▸ What the exercise asks
Carry on the article about using emulsions instead of artificial dyes in drinks, picking up right after its last sentence.

▸ Document passage

Emulsions Can Replace Artificial Dyes in Beverages

Abstract

Have you ever asked yourself where the color of your processed food comes from? Do candies or sports drinks have their colors naturally? Well, in most cases, no. A food dye is added in order to make food more attractive for consumers. For that reason, the food industry makes use of dyes. Food dyes can be artificial or natural. As more and more people choose to buy and eat natural foods, the food industry is trying to use natural colorings instead of commonly used artificial additives. This article will describe the possibility of producing natural food dyes by a process called emulsification. But, what is emulsification? Simply, it is a process that enables water and oil to mix with each other. This article will describe how emulsification can be used to produce an emulsion with a very nutritious oil, called buriti oil, to give sports drink beverage a bright reddish-looking color.

Introduction

Color is an important characteristic for food products, since it influences people’s preference and choice [1]. For example, how would you feel if you bought a tangerine-flavored sports drink and it was green? It would be a bit weird, wouldn’t it?

Several food products are naturally colorless and in other food products, the original color is lost due to industrial processing. For that reason, dyes are added to food to give color or to recreate the lost color, to make the foods attractive to us as consumers. Dyes can be artificial or natural. Some of the most common natural food dyes are carotenoids (yellow, orange, and red), chlorophyll (green), anthocyanins (red, blue), flavonoids and turmeric (yellow), and red paprika powder (red) [1]. The most used artificial dyes include sunset yellow and tartrazine (yellow), allura red and erythrosine B (red), and brilliant blue. For a long time, the use of artificial dyes has been controversial, and many dyes have even been banned because of their negative effects on laboratory animals and for their role in causing hyperactivity, allergies, and other negative side effects in children [2].

Since more and more people are becoming interested in eating healthy food, a large amount of research has been conducted to develop food products associated with good health [3]. This article describes research investigating the possibility of using a very nutritious reddish oil from the Amazon region, called buriti (Mauritia flexuosa L.) oil, as a natural dye for a tangerine-flavored sports drink. But, wait a minute, how can we add oil to a drink? If you have ever tried to add oil to water, you might have noticed that the two simply do not mix. But do not worry: this is possible through a process called emulsification.

What is Emulsification and an Emulsion?

Have you ever tried to add some drops of oil into a glass containing water? If you have, you probably realized that the water and the oil do not mix with each other. The same happens when you try to wash your oily hands with just water—your hands will remain very oily. Let us say that this happens because water and oil are enemies and they want to stay as far from each other as possible. However, making enemies is not a good thing, so we are going to explain a technique, called emulsification, which can make water and oil become good friends. When water and oil become friends, the mixture is called an emulsion.

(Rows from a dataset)
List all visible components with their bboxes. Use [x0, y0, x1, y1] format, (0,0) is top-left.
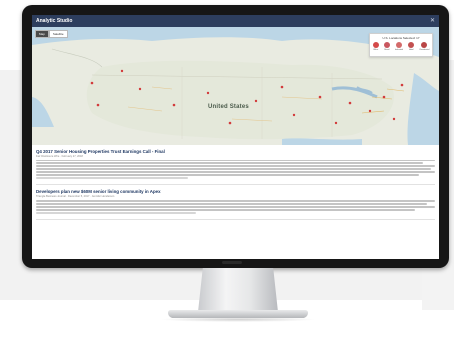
article-title[interactable]: Developers plan new $60M senior living c… [36, 189, 435, 194]
legend-label: Hotel [408, 49, 414, 51]
tab-satellite[interactable]: Satellite [48, 30, 68, 38]
list-item[interactable]: Q4 2017 Senior Housing Properties Trust … [36, 145, 435, 186]
article-title[interactable]: Q4 2017 Senior Housing Properties Trust … [36, 149, 435, 154]
legend-swatch [421, 42, 428, 48]
close-icon[interactable]: ✕ [430, 18, 435, 24]
article-text-line [36, 168, 431, 171]
map-panel[interactable]: Map Satellite United States U.S. Locatio… [32, 27, 439, 145]
article-list: Q4 2017 Senior Housing Properties Trust … [32, 145, 439, 220]
legend-item: Industrial [395, 42, 403, 51]
app-title: Analytic Studio [36, 18, 73, 24]
legend-item: Hotel [408, 42, 415, 51]
legend-item: Residential [419, 42, 429, 51]
article-text-line [36, 177, 188, 180]
legend-swatch [372, 42, 379, 48]
legend-label: Retail [384, 49, 390, 51]
monitor-stand-base [168, 310, 308, 318]
article-meta: Fair Disclosure Wire · February 27, 2018 [36, 155, 83, 158]
legend-items: Office Retail Industrial Hotel Residenti… [370, 42, 432, 51]
article-text-line [36, 199, 435, 202]
article-text-line [36, 202, 428, 205]
legend-swatch [396, 42, 403, 48]
article-text-line [36, 208, 416, 211]
monitor: Analytic Studio ✕ Map Satellite United S… [22, 5, 449, 268]
legend-label: Industrial [394, 49, 404, 51]
legend-title: U.S. Locations Selected: 17 [382, 36, 420, 40]
legend-label: Residential [419, 49, 430, 51]
monitor-stand-neck [198, 268, 278, 312]
legend-swatch [383, 42, 390, 48]
legend-swatch [408, 42, 415, 48]
article-meta: Triangle Business Journal · December 5, … [36, 195, 115, 199]
monitor-chin [222, 261, 242, 264]
map-country-label: United States [208, 104, 249, 110]
legend-item: Retail [383, 42, 390, 51]
map-type-tabs: Map Satellite [35, 30, 68, 38]
article-text-line [36, 162, 424, 165]
article-text-line [36, 171, 435, 174]
app-titlebar: Analytic Studio ✕ [32, 15, 439, 27]
legend-item: Office [372, 42, 379, 51]
legend-label: Office [373, 49, 379, 51]
article-text-line [36, 211, 196, 214]
screen: Analytic Studio ✕ Map Satellite United S… [32, 15, 439, 259]
article-text-line [36, 174, 420, 177]
map-legend: U.S. Locations Selected: 17 Office Retai… [369, 33, 433, 57]
article-text-line [36, 205, 435, 208]
list-item[interactable]: Developers plan new $60M senior living c… [36, 185, 435, 220]
tab-map[interactable]: Map [35, 30, 49, 38]
article-text-line [36, 159, 435, 162]
article-text-line [36, 165, 435, 168]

▸ Task answer
Emulsions are classified according to many factors but most importantly according to (i) type of emulsion: water-in-oil and oil-in-water (Figure 1) and (ii) the size of their particles. When the particles are very tiny, they are called nanoemulsion (particle size: 10–100 nm) [4]. Just so that you have an idea of how small the particles in a nanoemulsion are: imagine a 1-cm long ant and a 1-nm long emulsion particle. Ten million of these particles together would have the same length as the ant. Compared with emulsions that have large particle sizes, nanoemulsions have many advantages when it comes to being used in food and beverage products. One of the advantages is that nanoemulsions are more stable (Figure 2). That means it is less likely that the oil and water would separate again after some time [4].

Figure 1 - Example of two kinds of emulsions.
  • Figure 1 - Example of two kinds of emulsions.
  • A water-in-oil emulsion is when particles of water are dispersed in oil, and an oil-in-water emulsion is when particles of oil are dispersed in water.
Figure 2 - Example of a stable and unstable water-in-oil emulsion.
  • Figure 2 - Example of a stable and unstable water-in-oil emulsion.
  • In a stable emulsion, there is no separation of the water and oil phase. In an unstable emulsion, there is a separation of the water and oil phase.

How Can Emulsions be Produced?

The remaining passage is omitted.